Every line of the material is to be repeated exactly as it stands.

**** Records supplied

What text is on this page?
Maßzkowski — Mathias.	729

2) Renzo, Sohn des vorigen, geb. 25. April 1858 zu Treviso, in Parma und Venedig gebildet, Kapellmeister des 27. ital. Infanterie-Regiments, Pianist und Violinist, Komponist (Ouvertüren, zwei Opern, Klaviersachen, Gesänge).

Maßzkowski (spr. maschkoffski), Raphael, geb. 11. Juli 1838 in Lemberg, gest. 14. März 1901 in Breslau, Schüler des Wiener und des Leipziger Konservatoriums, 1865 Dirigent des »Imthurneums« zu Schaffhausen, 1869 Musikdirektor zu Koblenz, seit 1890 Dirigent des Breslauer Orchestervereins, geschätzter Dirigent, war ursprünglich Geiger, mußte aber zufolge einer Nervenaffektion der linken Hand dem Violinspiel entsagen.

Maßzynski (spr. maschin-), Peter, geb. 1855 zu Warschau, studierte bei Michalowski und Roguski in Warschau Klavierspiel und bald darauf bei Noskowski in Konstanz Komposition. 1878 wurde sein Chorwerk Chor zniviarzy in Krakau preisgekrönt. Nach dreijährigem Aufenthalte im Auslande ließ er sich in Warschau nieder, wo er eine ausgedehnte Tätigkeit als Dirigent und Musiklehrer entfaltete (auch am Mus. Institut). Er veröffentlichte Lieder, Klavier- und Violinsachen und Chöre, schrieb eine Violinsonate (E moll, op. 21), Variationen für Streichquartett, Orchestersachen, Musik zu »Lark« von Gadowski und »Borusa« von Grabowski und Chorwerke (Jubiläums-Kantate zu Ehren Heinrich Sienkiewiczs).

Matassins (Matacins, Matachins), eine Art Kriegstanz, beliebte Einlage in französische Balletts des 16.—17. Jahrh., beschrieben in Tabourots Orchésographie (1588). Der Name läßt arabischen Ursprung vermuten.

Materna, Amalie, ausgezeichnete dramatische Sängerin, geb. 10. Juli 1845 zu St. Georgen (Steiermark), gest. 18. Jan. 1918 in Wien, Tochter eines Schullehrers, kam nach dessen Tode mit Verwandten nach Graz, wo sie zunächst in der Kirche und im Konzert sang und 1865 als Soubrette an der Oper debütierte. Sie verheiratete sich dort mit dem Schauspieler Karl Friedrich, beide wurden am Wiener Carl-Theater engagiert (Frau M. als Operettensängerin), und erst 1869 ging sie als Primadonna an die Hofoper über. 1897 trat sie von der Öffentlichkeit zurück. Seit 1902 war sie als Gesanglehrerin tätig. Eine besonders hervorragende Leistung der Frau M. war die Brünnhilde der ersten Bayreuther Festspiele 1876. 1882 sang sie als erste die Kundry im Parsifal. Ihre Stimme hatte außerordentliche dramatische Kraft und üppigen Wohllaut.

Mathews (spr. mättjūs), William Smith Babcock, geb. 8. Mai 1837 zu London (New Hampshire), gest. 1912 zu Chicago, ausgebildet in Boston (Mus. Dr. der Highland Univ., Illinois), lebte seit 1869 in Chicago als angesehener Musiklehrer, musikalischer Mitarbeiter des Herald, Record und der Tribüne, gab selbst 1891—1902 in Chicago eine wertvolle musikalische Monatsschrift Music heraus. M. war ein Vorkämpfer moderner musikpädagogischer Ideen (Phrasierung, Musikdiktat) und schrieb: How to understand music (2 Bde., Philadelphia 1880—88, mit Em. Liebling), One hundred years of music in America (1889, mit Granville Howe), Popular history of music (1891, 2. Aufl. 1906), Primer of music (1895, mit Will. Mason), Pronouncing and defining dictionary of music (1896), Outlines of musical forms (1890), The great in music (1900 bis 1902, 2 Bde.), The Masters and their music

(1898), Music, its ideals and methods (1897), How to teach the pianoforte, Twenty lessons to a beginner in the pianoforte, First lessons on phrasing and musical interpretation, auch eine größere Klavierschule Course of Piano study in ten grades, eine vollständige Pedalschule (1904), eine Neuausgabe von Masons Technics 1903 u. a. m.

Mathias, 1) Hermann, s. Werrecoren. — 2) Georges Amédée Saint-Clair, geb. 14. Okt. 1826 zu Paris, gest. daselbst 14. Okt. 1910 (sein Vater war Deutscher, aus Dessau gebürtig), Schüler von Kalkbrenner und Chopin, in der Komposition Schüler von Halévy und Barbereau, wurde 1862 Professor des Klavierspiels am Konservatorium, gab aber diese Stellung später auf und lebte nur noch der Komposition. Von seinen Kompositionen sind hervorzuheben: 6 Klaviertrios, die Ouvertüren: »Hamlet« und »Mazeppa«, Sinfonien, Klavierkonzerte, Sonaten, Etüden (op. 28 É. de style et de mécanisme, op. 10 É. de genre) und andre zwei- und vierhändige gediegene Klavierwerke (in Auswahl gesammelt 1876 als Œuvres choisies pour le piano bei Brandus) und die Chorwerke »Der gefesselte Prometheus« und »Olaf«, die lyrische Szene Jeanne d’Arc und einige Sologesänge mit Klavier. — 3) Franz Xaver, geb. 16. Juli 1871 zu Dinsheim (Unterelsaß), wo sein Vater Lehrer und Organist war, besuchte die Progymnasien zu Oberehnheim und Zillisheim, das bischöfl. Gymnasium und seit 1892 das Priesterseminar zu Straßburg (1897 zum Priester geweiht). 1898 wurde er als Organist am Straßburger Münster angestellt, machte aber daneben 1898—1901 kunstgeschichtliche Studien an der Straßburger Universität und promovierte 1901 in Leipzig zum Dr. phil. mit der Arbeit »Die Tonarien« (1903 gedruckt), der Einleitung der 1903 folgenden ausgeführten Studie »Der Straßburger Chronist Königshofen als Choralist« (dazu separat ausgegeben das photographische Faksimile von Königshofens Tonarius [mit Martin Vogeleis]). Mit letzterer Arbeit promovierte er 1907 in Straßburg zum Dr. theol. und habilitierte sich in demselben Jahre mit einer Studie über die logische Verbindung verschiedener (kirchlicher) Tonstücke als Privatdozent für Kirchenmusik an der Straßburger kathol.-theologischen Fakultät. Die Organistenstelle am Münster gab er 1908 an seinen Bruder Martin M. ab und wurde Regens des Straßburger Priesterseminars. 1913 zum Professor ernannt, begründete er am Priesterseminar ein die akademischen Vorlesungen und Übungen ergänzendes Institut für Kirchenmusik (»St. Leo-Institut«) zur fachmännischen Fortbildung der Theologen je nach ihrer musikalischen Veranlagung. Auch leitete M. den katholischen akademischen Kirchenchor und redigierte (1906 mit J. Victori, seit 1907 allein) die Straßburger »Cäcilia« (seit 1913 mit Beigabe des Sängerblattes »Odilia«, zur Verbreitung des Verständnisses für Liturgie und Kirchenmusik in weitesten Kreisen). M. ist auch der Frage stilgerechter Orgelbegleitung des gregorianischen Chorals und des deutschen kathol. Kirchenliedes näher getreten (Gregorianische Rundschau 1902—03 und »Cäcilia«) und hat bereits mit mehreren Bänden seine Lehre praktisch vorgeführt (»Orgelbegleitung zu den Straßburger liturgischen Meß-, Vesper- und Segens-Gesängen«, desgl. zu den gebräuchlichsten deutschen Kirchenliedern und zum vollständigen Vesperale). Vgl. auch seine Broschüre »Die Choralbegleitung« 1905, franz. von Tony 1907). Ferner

********

Response to this exercise:
What text is on this page?
Maßzkowski — Mathias.	729

2) Renzo, Sohn des vorigen, geb. 25. April 1858 zu Treviso, in Parma und Venedig gebildet, Kapellmeister des 27. ital. Infanterie-Regiments, Pianist und Violinist, Komponist (Ouvertüren, zwei Opern, Klaviersachen, Gesänge).

Maßzkowski (spr. maschkoffski), Raphael, geb. 11. Juli 1838 in Lemberg, gest. 14. März 1901 in Breslau, Schüler des Wiener und des Leipziger Konservatoriums, 1865 Dirigent des »Imthurneums« zu Schaffhausen, 1869 Musikdirektor zu Koblenz, seit 1890 Dirigent des Breslauer Orchestervereins, geschätzter Dirigent, war ursprünglich Geiger, mußte aber zufolge einer Nervenaffektion der linken Hand dem Violinspiel entsagen.

Maßzynski (spr. maschin-), Peter, geb. 1855 zu Warschau, studierte bei Michalowski und Roguski in Warschau Klavierspiel und bald darauf bei Noskowski in Konstanz Komposition. 1878 wurde sein Chorwerk Chor zniviarzy in Krakau preisgekrönt. Nach dreijährigem Aufenthalte im Auslande ließ er sich in Warschau nieder, wo er eine ausgedehnte Tätigkeit als Dirigent und Musiklehrer entfaltete (auch am Mus. Institut). Er veröffentlichte Lieder, Klavier- und Violinsachen und Chöre, schrieb eine Violinsonate (E moll, op. 21), Variationen für Streichquartett, Orchestersachen, Musik zu »Lark« von Gadowski und »Borusa« von Grabowski und Chorwerke (Jubiläums-Kantate zu Ehren Heinrich Sienkiewiczs).

Matassins (Matacins, Matachins), eine Art Kriegstanz, beliebte Einlage in französische Balletts des 16.—17. Jahrh., beschrieben in Tabourots Orchésographie (1588). Der Name läßt arabischen Ursprung vermuten.

Materna, Amalie, ausgezeichnete dramatische Sängerin, geb. 10. Juli 1845 zu St. Georgen (Steiermark), gest. 18. Jan. 1918 in Wien, Tochter eines Schullehrers, kam nach dessen Tode mit Verwandten nach Graz, wo sie zunächst in der Kirche und im Konzert sang und 1865 als Soubrette an der Oper debütierte. Sie verheiratete sich dort mit dem Schauspieler Karl Friedrich, beide wurden am Wiener Carl-Theater engagiert (Frau M. als Operettensängerin), und erst 1869 ging sie als Primadonna an die Hofoper über. 1897 trat sie von der Öffentlichkeit zurück. Seit 1902 war sie als Gesanglehrerin tätig. Eine besonders hervorragende Leistung der Frau M. war die Brünnhilde der ersten Bayreuther Festspiele 1876. 1882 sang sie als erste die Kundry im Parsifal. Ihre Stimme hatte außerordentliche dramatische Kraft und üppigen Wohllaut.

Mathews (spr. mättjūs), William Smith Babcock, geb. 8. Mai 1837 zu London (New Hampshire), gest. 1912 zu Chicago, ausgebildet in Boston (Mus. Dr. der Highland Univ., Illinois), lebte seit 1869 in Chicago als angesehener Musiklehrer, musikalischer Mitarbeiter des Herald, Record und der Tribüne, gab selbst 1891—1902 in Chicago eine wertvolle musikalische Monatsschrift Music heraus. M. war ein Vorkämpfer moderner musikpädagogischer Ideen (Phrasierung, Musikdiktat) und schrieb: How to understand music (2 Bde., Philadelphia 1880—88, mit Em. Liebling), One hundred years of music in America (1889, mit Granville Howe), Popular history of music (1891, 2. Aufl. 1906), Primer of music (1895, mit Will. Mason), Pronouncing and defining dictionary of music (1896), Outlines of musical forms (1890), The great in music (1900 bis 1902, 2 Bde.), The Masters and their music

(1898), Music, its ideals and methods (1897), How to teach the pianoforte, Twenty lessons to a beginner in the pianoforte, First lessons on phrasing and musical interpretation, auch eine größere Klavierschule Course of Piano study in ten grades, eine vollständige Pedalschule (1904), eine Neuausgabe von Masons Technics 1903 u. a. m.

Mathias, 1) Hermann, s. Werrecoren. — 2) Georges Amédée Saint-Clair, geb. 14. Okt. 1826 zu Paris, gest. daselbst 14. Okt. 1910 (sein Vater war Deutscher, aus Dessau gebürtig), Schüler von Kalkbrenner und Chopin, in der Komposition Schüler von Halévy und Barbereau, wurde 1862 Professor des Klavierspiels am Konservatorium, gab aber diese Stellung später auf und lebte nur noch der Komposition. Von seinen Kompositionen sind hervorzuheben: 6 Klaviertrios, die Ouvertüren: »Hamlet« und »Mazeppa«, Sinfonien, Klavierkonzerte, Sonaten, Etüden (op. 28 É. de style et de mécanisme, op. 10 É. de genre) und andre zwei- und vierhändige gediegene Klavierwerke (in Auswahl gesammelt 1876 als Œuvres choisies pour le piano bei Brandus) und die Chorwerke »Der gefesselte Prometheus« und »Olaf«, die lyrische Szene Jeanne d’Arc und einige Sologesänge mit Klavier. — 3) Franz Xaver, geb. 16. Juli 1871 zu Dinsheim (Unterelsaß), wo sein Vater Lehrer und Organist war, besuchte die Progymnasien zu Oberehnheim und Zillisheim, das bischöfl. Gymnasium und seit 1892 das Priesterseminar zu Straßburg (1897 zum Priester geweiht). 1898 wurde er als Organist am Straßburger Münster angestellt, machte aber daneben 1898—1901 kunstgeschichtliche Studien an der Straßburger Universität und promovierte 1901 in Leipzig zum Dr. phil. mit der Arbeit »Die Tonarien« (1903 gedruckt), der Einleitung der 1903 folgenden ausgeführten Studie »Der Straßburger Chronist Königshofen als Choralist« (dazu separat ausgegeben das photographische Faksimile von Königshofens Tonarius [mit Martin Vogeleis]). Mit letzterer Arbeit promovierte er 1907 in Straßburg zum Dr. theol. und habilitierte sich in demselben Jahre mit einer Studie über die logische Verbindung verschiedener (kirchlicher) Tonstücke als Privatdozent für Kirchenmusik an der Straßburger kathol.-theologischen Fakultät. Die Organistenstelle am Münster gab er 1908 an seinen Bruder Martin M. ab und wurde Regens des Straßburger Priesterseminars. 1913 zum Professor ernannt, begründete er am Priesterseminar ein die akademischen Vorlesungen und Übungen ergänzendes Institut für Kirchenmusik (»St. Leo-Institut«) zur fachmännischen Fortbildung der Theologen je nach ihrer musikalischen Veranlagung. Auch leitete M. den katholischen akademischen Kirchenchor und redigierte (1906 mit J. Victori, seit 1907 allein) die Straßburger »Cäcilia« (seit 1913 mit Beigabe des Sängerblattes »Odilia«, zur Verbreitung des Verständnisses für Liturgie und Kirchenmusik in weitesten Kreisen). M. ist auch der Frage stilgerechter Orgelbegleitung des gregorianischen Chorals und des deutschen kathol. Kirchenliedes näher getreten (Gregorianische Rundschau 1902—03 und »Cäcilia«) und hat bereits mit mehreren Bänden seine Lehre praktisch vorgeführt (»Orgelbegleitung zu den Straßburger liturgischen Meß-, Vesper- und Segens-Gesängen«, desgl. zu den gebräuchlichsten deutschen Kirchenliedern und zum vollständigen Vesperale). Vgl. auch seine Broschüre »Die Choralbegleitung« 1905, franz. von Tony 1907). Ferner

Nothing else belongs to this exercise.